* **Problem statement**
Quote each line of the material verbatim, without the pictures.

>> START

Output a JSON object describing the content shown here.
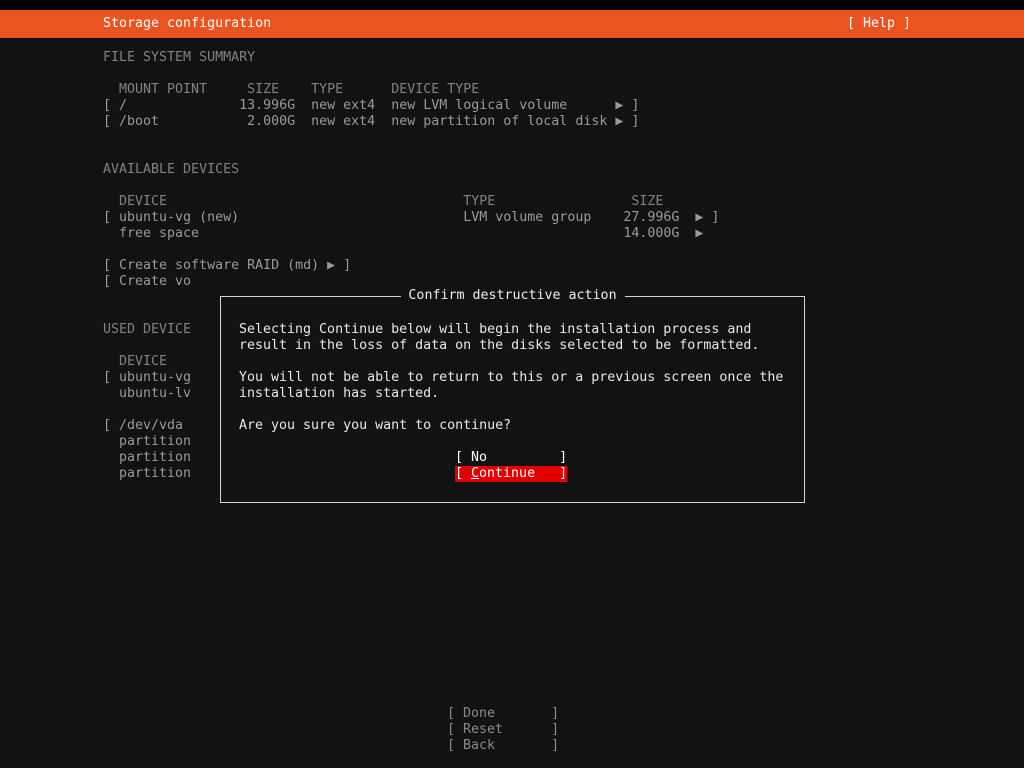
{
  "titlebar": {
    "title": "Storage configuration",
    "help_label": "[ Help ]"
  },
  "colors": {
    "accent_orange": "#E95420",
    "highlight_red": "#E00000",
    "background": "#121212"
  },
  "file_system_summary": {
    "heading": "FILE SYSTEM SUMMARY",
    "header_row": "  MOUNT POINT     SIZE    TYPE      DEVICE TYPE",
    "rows": [
      "[ /              13.996G  new ext4  new LVM logical volume      ▶ ]",
      "[ /boot           2.000G  new ext4  new partition of local disk ▶ ]"
    ]
  },
  "available_devices": {
    "heading": "AVAILABLE DEVICES",
    "header_row": "  DEVICE                                     TYPE                 SIZE",
    "rows": [
      "[ ubuntu-vg (new)                            LVM volume group    27.996G  ▶ ]",
      "  free space                                                     14.000G  ▶"
    ],
    "create_raid_label": "[ Create software RAID (md) ▶ ]",
    "create_vg_label": "[ Create vo"
  },
  "used_devices": {
    "heading": "USED DEVICE",
    "lines": [
      "  DEVICE",
      "[ ubuntu-vg",
      "  ubuntu-lv",
      "[ /dev/vda",
      "  partition",
      "  partition",
      "  partition"
    ]
  },
  "dialog": {
    "title": "Confirm destructive action",
    "body_lines": [
      "Selecting Continue below will begin the installation process and",
      "result in the loss of data on the disks selected to be formatted.",
      "You will not be able to return to this or a previous screen once the",
      "installation has started.",
      "Are you sure you want to continue?"
    ],
    "no_button": "[ No         ]",
    "continue_button": {
      "prefix": "[ ",
      "accelerator": "C",
      "suffix": "ontinue   ]"
    }
  },
  "footer": {
    "done_label": "[ Done       ]",
    "reset_label": "[ Reset      ]",
    "back_label": "[ Back       ]"
  }
}
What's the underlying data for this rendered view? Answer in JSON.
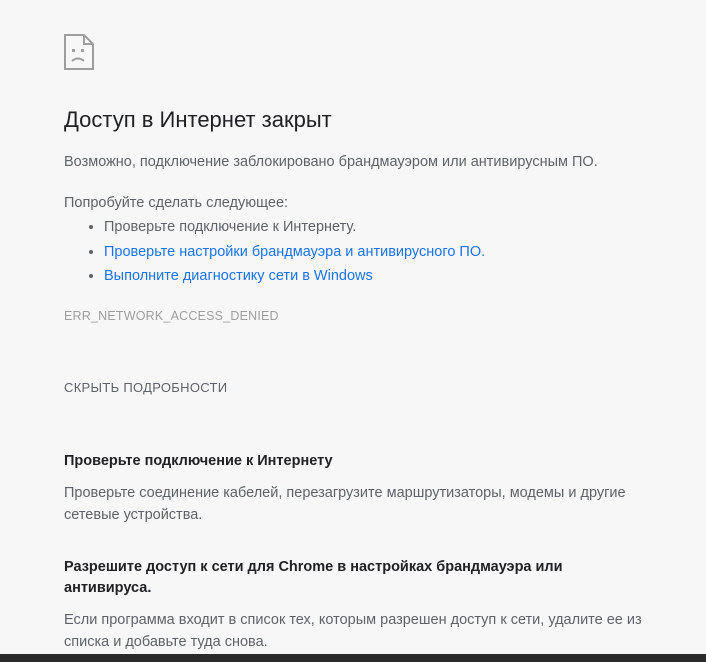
{
  "title": "Доступ в Интернет закрыт",
  "subtitle": "Возможно, подключение заблокировано брандмауэром или антивирусным ПО.",
  "tryLabel": "Попробуйте сделать следующее:",
  "suggestions": [
    {
      "text": "Проверьте подключение к Интернету.",
      "link": false
    },
    {
      "text": "Проверьте настройки брандмауэра и антивирусного ПО.",
      "link": true
    },
    {
      "text": "Выполните диагностику сети в Windows",
      "link": true
    }
  ],
  "errorCode": "ERR_NETWORK_ACCESS_DENIED",
  "detailsToggle": "СКРЫТЬ ПОДРОБНОСТИ",
  "details": [
    {
      "heading": "Проверьте подключение к Интернету",
      "body": "Проверьте соединение кабелей, перезагрузите маршрутизаторы, модемы и другие сетевые устройства."
    },
    {
      "heading": "Разрешите доступ к сети для Chrome в настройках брандмауэра или антивируса.",
      "body": "Если программа входит в список тех, которым разрешен доступ к сети, удалите ее из списка и добавьте туда снова."
    }
  ]
}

>> END

* **Solution below**
Output a JSON object describing the content shown here.
{
  "titlebar": {
    "title": "Storage configuration",
    "help_label": "[ Help ]"
  },
  "colors": {
    "accent_orange": "#E95420",
    "highlight_red": "#E00000",
    "background": "#121212"
  },
  "file_system_summary": {
    "heading": "FILE SYSTEM SUMMARY",
    "header_row": "  MOUNT POINT     SIZE    TYPE      DEVICE TYPE",
    "rows": [
      "[ /              13.996G  new ext4  new LVM logical volume      ▶ ]",
      "[ /boot           2.000G  new ext4  new partition of local disk ▶ ]"
    ]
  },
  "available_devices": {
    "heading": "AVAILABLE DEVICES",
    "header_row": "  DEVICE                                     TYPE                 SIZE",
    "rows": [
      "[ ubuntu-vg (new)                            LVM volume group    27.996G  ▶ ]",
      "  free space                                                     14.000G  ▶"
    ],
    "create_raid_label": "[ Create software RAID (md) ▶ ]",
    "create_vg_label": "[ Create vo"
  },
  "used_devices": {
    "heading": "USED DEVICE",
    "lines": [
      "  DEVICE",
      "[ ubuntu-vg",
      "  ubuntu-lv",
      "[ /dev/vda",
      "  partition",
      "  partition",
      "  partition"
    ]
  },
  "dialog": {
    "title": "Confirm destructive action",
    "body_lines": [
      "Selecting Continue below will begin the installation process and",
      "result in the loss of data on the disks selected to be formatted.",
      "You will not be able to return to this or a previous screen once the",
      "installation has started.",
      "Are you sure you want to continue?"
    ],
    "no_button": "[ No         ]",
    "continue_button": {
      "prefix": "[ ",
      "accelerator": "C",
      "suffix": "ontinue   ]"
    }
  },
  "footer": {
    "done_label": "[ Done       ]",
    "reset_label": "[ Reset      ]",
    "back_label": "[ Back       ]"
  }
}
What's the underlying data for this rendered view? Answer in JSON.
{
  "title": "Доступ в Интернет закрыт",
  "subtitle": "Возможно, подключение заблокировано брандмауэром или антивирусным ПО.",
  "tryLabel": "Попробуйте сделать следующее:",
  "suggestions": [
    {
      "text": "Проверьте подключение к Интернету.",
      "link": false
    },
    {
      "text": "Проверьте настройки брандмауэра и антивирусного ПО.",
      "link": true
    },
    {
      "text": "Выполните диагностику сети в Windows",
      "link": true
    }
  ],
  "errorCode": "ERR_NETWORK_ACCESS_DENIED",
  "detailsToggle": "СКРЫТЬ ПОДРОБНОСТИ",
  "details": [
    {
      "heading": "Проверьте подключение к Интернету",
      "body": "Проверьте соединение кабелей, перезагрузите маршрутизаторы, модемы и другие сетевые устройства."
    },
    {
      "heading": "Разрешите доступ к сети для Chrome в настройках брандмауэра или антивируса.",
      "body": "Если программа входит в список тех, которым разрешен доступ к сети, удалите ее из списка и добавьте туда снова."
    }
  ]
}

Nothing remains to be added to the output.